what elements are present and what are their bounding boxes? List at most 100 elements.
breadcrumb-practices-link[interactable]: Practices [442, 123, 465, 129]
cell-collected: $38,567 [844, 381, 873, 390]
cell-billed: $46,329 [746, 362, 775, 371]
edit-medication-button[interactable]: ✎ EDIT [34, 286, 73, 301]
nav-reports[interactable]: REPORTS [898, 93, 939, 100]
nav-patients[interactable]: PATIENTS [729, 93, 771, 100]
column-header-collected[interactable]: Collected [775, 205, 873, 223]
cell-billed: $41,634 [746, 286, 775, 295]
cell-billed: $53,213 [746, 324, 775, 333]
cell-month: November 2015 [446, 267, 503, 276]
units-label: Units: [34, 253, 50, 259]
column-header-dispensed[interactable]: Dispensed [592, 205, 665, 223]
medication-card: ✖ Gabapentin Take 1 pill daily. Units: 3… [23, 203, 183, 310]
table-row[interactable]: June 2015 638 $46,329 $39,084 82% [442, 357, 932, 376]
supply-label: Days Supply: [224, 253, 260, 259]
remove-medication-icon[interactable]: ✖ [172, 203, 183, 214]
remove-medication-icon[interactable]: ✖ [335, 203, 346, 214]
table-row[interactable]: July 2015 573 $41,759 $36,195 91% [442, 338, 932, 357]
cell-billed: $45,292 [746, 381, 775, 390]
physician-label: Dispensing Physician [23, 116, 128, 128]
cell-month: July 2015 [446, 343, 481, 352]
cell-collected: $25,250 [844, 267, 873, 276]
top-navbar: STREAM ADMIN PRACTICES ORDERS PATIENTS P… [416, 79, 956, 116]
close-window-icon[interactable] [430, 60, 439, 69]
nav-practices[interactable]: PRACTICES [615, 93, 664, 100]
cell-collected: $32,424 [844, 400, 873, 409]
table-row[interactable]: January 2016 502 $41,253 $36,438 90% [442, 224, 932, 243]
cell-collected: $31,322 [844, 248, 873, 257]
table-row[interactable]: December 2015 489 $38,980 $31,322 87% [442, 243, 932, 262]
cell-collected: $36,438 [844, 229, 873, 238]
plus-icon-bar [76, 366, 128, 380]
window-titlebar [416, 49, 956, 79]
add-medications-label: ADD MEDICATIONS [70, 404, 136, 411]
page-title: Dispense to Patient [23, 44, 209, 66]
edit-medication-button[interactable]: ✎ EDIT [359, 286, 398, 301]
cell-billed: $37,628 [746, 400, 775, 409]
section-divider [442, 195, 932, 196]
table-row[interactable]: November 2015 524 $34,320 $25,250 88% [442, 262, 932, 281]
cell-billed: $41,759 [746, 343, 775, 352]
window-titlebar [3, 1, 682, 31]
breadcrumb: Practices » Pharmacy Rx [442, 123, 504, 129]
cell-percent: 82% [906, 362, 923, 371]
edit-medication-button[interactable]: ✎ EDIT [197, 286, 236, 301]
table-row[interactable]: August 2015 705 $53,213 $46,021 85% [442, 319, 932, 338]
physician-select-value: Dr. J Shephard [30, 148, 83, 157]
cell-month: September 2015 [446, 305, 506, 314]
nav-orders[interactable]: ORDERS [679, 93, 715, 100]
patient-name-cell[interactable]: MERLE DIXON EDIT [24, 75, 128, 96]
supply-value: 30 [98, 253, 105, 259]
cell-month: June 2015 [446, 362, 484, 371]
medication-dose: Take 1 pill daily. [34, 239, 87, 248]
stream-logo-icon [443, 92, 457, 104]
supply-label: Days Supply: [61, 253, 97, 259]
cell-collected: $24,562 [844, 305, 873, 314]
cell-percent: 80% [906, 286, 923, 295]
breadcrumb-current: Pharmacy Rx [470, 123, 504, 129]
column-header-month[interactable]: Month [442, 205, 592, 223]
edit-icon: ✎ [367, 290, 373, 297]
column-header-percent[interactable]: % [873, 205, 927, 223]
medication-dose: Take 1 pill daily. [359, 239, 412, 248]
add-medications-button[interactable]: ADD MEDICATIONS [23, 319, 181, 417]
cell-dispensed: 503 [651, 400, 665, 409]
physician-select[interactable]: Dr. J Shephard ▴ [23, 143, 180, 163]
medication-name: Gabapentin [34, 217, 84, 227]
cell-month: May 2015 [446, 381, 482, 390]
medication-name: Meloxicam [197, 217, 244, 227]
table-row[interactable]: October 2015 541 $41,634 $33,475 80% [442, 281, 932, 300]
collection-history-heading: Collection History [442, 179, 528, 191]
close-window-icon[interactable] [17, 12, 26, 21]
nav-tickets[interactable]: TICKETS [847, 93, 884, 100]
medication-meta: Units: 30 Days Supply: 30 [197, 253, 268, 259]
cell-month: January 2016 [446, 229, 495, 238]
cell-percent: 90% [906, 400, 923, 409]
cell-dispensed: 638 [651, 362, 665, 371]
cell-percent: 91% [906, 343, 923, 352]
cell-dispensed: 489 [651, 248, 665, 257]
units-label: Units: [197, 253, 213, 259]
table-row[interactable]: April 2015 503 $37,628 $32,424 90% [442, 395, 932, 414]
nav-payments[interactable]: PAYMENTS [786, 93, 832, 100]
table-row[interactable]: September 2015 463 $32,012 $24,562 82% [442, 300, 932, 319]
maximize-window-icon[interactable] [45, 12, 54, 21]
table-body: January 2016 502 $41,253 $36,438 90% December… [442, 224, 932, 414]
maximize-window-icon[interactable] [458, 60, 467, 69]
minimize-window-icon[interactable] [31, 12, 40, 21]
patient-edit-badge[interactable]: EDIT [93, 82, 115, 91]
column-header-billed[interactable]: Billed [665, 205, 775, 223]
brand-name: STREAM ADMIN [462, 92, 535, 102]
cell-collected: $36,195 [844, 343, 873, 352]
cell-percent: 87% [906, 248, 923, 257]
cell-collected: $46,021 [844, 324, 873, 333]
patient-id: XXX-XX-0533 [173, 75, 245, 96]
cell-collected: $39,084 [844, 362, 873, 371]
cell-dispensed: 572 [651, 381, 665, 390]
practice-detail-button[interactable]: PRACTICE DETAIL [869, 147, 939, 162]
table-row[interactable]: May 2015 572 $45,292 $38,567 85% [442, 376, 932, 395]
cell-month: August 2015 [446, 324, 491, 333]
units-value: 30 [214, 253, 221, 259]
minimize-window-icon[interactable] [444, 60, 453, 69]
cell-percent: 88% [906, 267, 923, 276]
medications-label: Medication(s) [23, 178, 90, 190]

Problem details:
Your answer must contain every line of the records, exactly.

Task result:
what elements are present and what are their bounding boxes? List at most 100 elements.
breadcrumb-practices-link[interactable]: Practices [442, 123, 465, 129]
cell-collected: $38,567 [844, 381, 873, 390]
cell-billed: $46,329 [746, 362, 775, 371]
edit-medication-button[interactable]: ✎ EDIT [34, 286, 73, 301]
nav-reports[interactable]: REPORTS [898, 93, 939, 100]
nav-patients[interactable]: PATIENTS [729, 93, 771, 100]
column-header-collected[interactable]: Collected [775, 205, 873, 223]
cell-billed: $41,634 [746, 286, 775, 295]
cell-billed: $53,213 [746, 324, 775, 333]
cell-month: November 2015 [446, 267, 503, 276]
units-label: Units: [34, 253, 50, 259]
column-header-dispensed[interactable]: Dispensed [592, 205, 665, 223]
medication-card: ✖ Gabapentin Take 1 pill daily. Units: 3… [23, 203, 183, 310]
table-row[interactable]: June 2015 638 $46,329 $39,084 82% [442, 357, 932, 376]
supply-label: Days Supply: [224, 253, 260, 259]
remove-medication-icon[interactable]: ✖ [172, 203, 183, 214]
remove-medication-icon[interactable]: ✖ [335, 203, 346, 214]
table-row[interactable]: July 2015 573 $41,759 $36,195 91% [442, 338, 932, 357]
cell-billed: $45,292 [746, 381, 775, 390]
physician-label: Dispensing Physician [23, 116, 128, 128]
cell-month: July 2015 [446, 343, 481, 352]
cell-collected: $25,250 [844, 267, 873, 276]
top-navbar: STREAM ADMIN PRACTICES ORDERS PATIENTS P… [416, 79, 956, 116]
close-window-icon[interactable] [430, 60, 439, 69]
nav-practices[interactable]: PRACTICES [615, 93, 664, 100]
cell-collected: $32,424 [844, 400, 873, 409]
table-row[interactable]: January 2016 502 $41,253 $36,438 90% [442, 224, 932, 243]
cell-collected: $31,322 [844, 248, 873, 257]
table-row[interactable]: December 2015 489 $38,980 $31,322 87% [442, 243, 932, 262]
cell-collected: $36,438 [844, 229, 873, 238]
plus-icon-bar [76, 366, 128, 380]
window-titlebar [416, 49, 956, 79]
add-medications-label: ADD MEDICATIONS [70, 404, 136, 411]
page-title: Dispense to Patient [23, 44, 209, 66]
edit-medication-button[interactable]: ✎ EDIT [359, 286, 398, 301]
cell-billed: $37,628 [746, 400, 775, 409]
section-divider [442, 195, 932, 196]
table-row[interactable]: November 2015 524 $34,320 $25,250 88% [442, 262, 932, 281]
cell-billed: $41,759 [746, 343, 775, 352]
window-titlebar [3, 1, 682, 31]
breadcrumb: Practices » Pharmacy Rx [442, 123, 504, 129]
cell-percent: 82% [906, 362, 923, 371]
edit-medication-button[interactable]: ✎ EDIT [197, 286, 236, 301]
table-row[interactable]: August 2015 705 $53,213 $46,021 85% [442, 319, 932, 338]
physician-select-value: Dr. J Shephard [30, 148, 83, 157]
cell-month: September 2015 [446, 305, 506, 314]
nav-orders[interactable]: ORDERS [679, 93, 715, 100]
patient-name-cell[interactable]: MERLE DIXON EDIT [24, 75, 128, 96]
supply-value: 30 [98, 253, 105, 259]
cell-month: June 2015 [446, 362, 484, 371]
medication-dose: Take 1 pill daily. [34, 239, 87, 248]
stream-logo-icon [443, 92, 457, 104]
supply-label: Days Supply: [61, 253, 97, 259]
cell-collected: $24,562 [844, 305, 873, 314]
cell-percent: 80% [906, 286, 923, 295]
breadcrumb-current: Pharmacy Rx [470, 123, 504, 129]
column-header-month[interactable]: Month [442, 205, 592, 223]
edit-icon: ✎ [367, 290, 373, 297]
column-header-percent[interactable]: % [873, 205, 927, 223]
medication-dose: Take 1 pill daily. [359, 239, 412, 248]
add-medications-button[interactable]: ADD MEDICATIONS [23, 319, 181, 417]
cell-dispensed: 503 [651, 400, 665, 409]
physician-select[interactable]: Dr. J Shephard ▴ [23, 143, 180, 163]
medication-name: Gabapentin [34, 217, 84, 227]
cell-month: May 2015 [446, 381, 482, 390]
medication-name: Meloxicam [197, 217, 244, 227]
table-row[interactable]: October 2015 541 $41,634 $33,475 80% [442, 281, 932, 300]
collection-history-heading: Collection History [442, 179, 528, 191]
close-window-icon[interactable] [17, 12, 26, 21]
nav-tickets[interactable]: TICKETS [847, 93, 884, 100]
medication-meta: Units: 30 Days Supply: 30 [197, 253, 268, 259]
cell-month: January 2016 [446, 229, 495, 238]
cell-percent: 90% [906, 400, 923, 409]
cell-dispensed: 638 [651, 362, 665, 371]
cell-percent: 91% [906, 343, 923, 352]
cell-dispensed: 489 [651, 248, 665, 257]
units-label: Units: [197, 253, 213, 259]
table-row[interactable]: April 2015 503 $37,628 $32,424 90% [442, 395, 932, 414]
nav-payments[interactable]: PAYMENTS [786, 93, 832, 100]
table-row[interactable]: September 2015 463 $32,012 $24,562 82% [442, 300, 932, 319]
maximize-window-icon[interactable] [45, 12, 54, 21]
table-body: January 2016 502 $41,253 $36,438 90% December… [442, 224, 932, 414]
maximize-window-icon[interactable] [458, 60, 467, 69]
minimize-window-icon[interactable] [31, 12, 40, 21]
patient-edit-badge[interactable]: EDIT [93, 82, 115, 91]
column-header-billed[interactable]: Billed [665, 205, 775, 223]
brand-name: STREAM ADMIN [462, 92, 535, 102]
cell-collected: $36,195 [844, 343, 873, 352]
cell-percent: 87% [906, 248, 923, 257]
cell-collected: $46,021 [844, 324, 873, 333]
patient-id: XXX-XX-0533 [173, 75, 245, 96]
cell-collected: $39,084 [844, 362, 873, 371]
cell-dispensed: 572 [651, 381, 665, 390]
practice-detail-button[interactable]: PRACTICE DETAIL [869, 147, 939, 162]
table-row[interactable]: May 2015 572 $45,292 $38,567 85% [442, 376, 932, 395]
cell-month: August 2015 [446, 324, 491, 333]
units-value: 30 [214, 253, 221, 259]
minimize-window-icon[interactable] [444, 60, 453, 69]
cell-percent: 88% [906, 267, 923, 276]
medications-label: Medication(s) [23, 178, 90, 190]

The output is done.